Short task> Pick out each line with the word "VLOG" from the material that follows.

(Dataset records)
****************

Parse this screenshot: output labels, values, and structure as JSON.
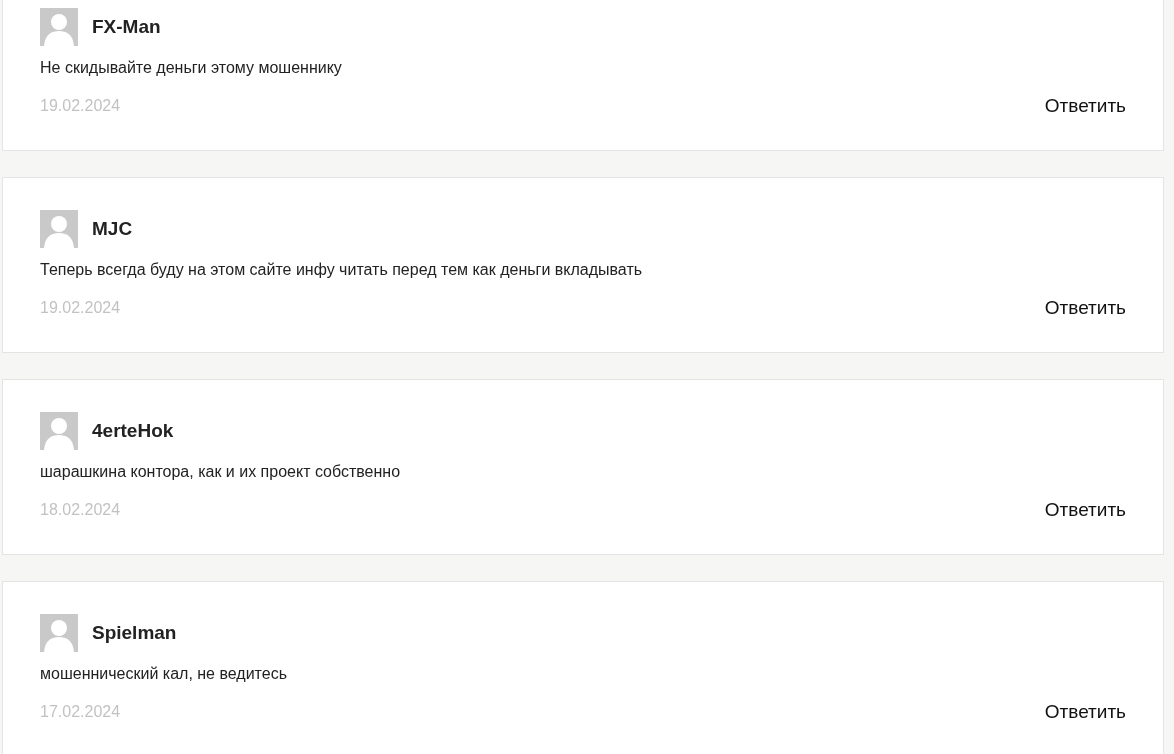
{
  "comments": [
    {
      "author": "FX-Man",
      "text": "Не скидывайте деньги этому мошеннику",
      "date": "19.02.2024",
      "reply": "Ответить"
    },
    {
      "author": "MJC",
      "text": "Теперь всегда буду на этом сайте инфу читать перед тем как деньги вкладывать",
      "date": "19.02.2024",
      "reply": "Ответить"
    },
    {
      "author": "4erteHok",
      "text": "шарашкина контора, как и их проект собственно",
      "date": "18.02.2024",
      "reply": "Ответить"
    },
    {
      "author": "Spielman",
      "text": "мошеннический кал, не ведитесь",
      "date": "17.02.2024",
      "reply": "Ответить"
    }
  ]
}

****************

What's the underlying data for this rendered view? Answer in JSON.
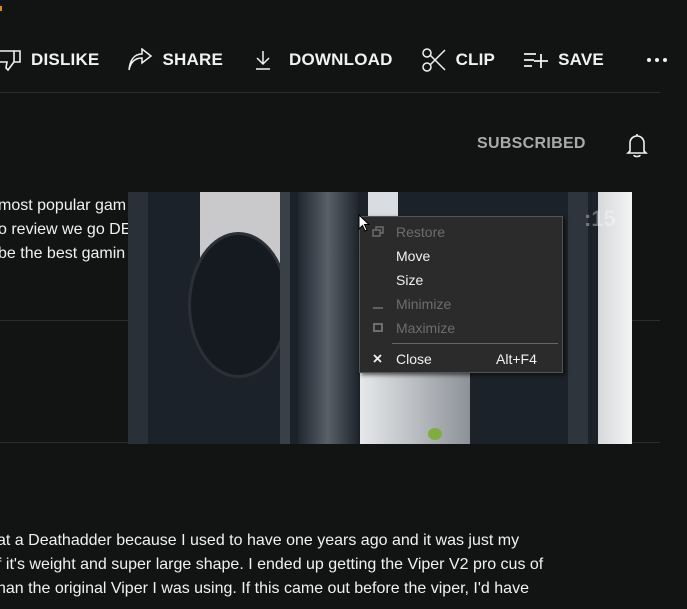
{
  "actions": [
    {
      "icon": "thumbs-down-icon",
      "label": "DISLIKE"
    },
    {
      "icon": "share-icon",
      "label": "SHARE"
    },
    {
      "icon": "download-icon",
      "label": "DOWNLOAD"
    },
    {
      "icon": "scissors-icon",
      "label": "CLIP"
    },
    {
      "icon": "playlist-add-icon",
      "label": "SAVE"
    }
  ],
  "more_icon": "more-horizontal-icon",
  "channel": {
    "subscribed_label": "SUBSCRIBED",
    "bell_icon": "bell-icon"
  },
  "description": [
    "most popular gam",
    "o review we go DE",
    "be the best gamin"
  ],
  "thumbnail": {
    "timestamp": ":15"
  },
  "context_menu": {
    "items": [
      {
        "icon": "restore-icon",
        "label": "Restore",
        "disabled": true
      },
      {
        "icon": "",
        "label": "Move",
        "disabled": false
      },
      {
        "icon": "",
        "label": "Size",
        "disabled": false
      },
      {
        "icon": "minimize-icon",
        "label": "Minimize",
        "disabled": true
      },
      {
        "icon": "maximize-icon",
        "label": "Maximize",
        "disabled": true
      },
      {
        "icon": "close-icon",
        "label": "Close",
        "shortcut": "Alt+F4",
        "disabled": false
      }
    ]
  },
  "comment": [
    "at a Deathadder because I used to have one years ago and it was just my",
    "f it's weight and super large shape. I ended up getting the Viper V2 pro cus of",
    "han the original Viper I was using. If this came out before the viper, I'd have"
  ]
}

****************

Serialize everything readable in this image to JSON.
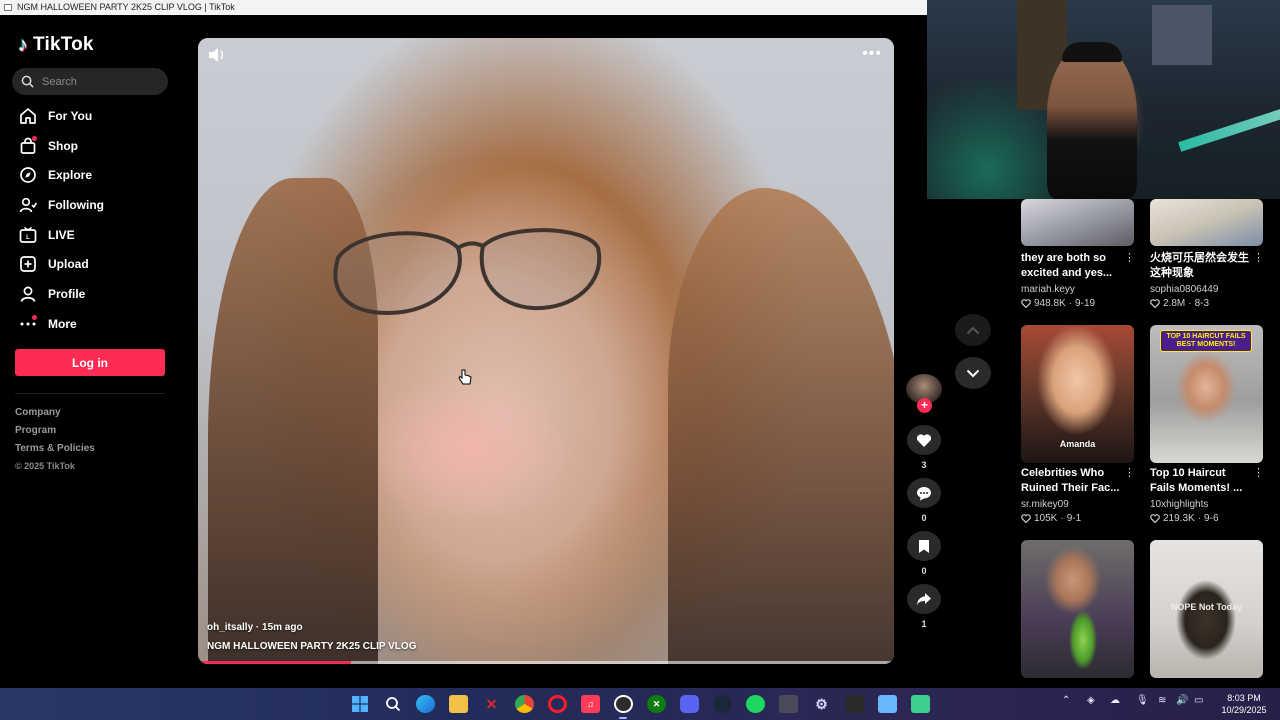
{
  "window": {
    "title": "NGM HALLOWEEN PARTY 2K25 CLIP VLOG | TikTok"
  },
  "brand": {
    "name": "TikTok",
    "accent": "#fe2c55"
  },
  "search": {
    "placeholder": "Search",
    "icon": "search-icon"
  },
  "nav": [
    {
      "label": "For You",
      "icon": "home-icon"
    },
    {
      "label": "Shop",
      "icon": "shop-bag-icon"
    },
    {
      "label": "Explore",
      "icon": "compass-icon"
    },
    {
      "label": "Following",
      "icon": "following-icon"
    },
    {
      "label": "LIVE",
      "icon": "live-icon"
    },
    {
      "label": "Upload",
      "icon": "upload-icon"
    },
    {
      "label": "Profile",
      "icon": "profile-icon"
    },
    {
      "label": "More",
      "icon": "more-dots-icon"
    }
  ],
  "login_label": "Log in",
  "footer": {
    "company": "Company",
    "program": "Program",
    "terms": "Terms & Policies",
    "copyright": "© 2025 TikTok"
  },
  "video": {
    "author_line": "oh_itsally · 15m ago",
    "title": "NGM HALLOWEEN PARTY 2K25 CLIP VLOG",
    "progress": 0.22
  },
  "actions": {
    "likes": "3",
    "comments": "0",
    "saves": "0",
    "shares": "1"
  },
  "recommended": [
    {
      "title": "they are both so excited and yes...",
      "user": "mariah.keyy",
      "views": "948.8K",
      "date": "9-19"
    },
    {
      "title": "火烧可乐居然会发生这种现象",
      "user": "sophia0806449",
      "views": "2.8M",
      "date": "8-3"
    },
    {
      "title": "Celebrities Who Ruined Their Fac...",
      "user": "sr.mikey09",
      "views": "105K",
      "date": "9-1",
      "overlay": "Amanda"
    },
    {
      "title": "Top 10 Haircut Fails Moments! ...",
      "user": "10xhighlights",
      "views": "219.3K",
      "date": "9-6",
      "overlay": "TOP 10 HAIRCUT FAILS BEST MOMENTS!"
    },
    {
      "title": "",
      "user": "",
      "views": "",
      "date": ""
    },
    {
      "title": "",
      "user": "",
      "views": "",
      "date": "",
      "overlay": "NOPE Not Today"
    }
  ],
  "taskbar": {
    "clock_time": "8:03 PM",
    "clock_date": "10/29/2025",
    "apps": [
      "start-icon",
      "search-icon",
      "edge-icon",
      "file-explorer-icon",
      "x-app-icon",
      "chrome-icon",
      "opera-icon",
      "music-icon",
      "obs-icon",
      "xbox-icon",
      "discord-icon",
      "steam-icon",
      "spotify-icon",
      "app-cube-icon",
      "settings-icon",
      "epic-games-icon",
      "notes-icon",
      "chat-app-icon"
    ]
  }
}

****************

Result of this task>
    "title": "NGM HALLOWEEN PARTY 2K25 CLIP VLOG | TikTok"
    "title": "NGM HALLOWEEN PARTY 2K25 CLIP VLOG",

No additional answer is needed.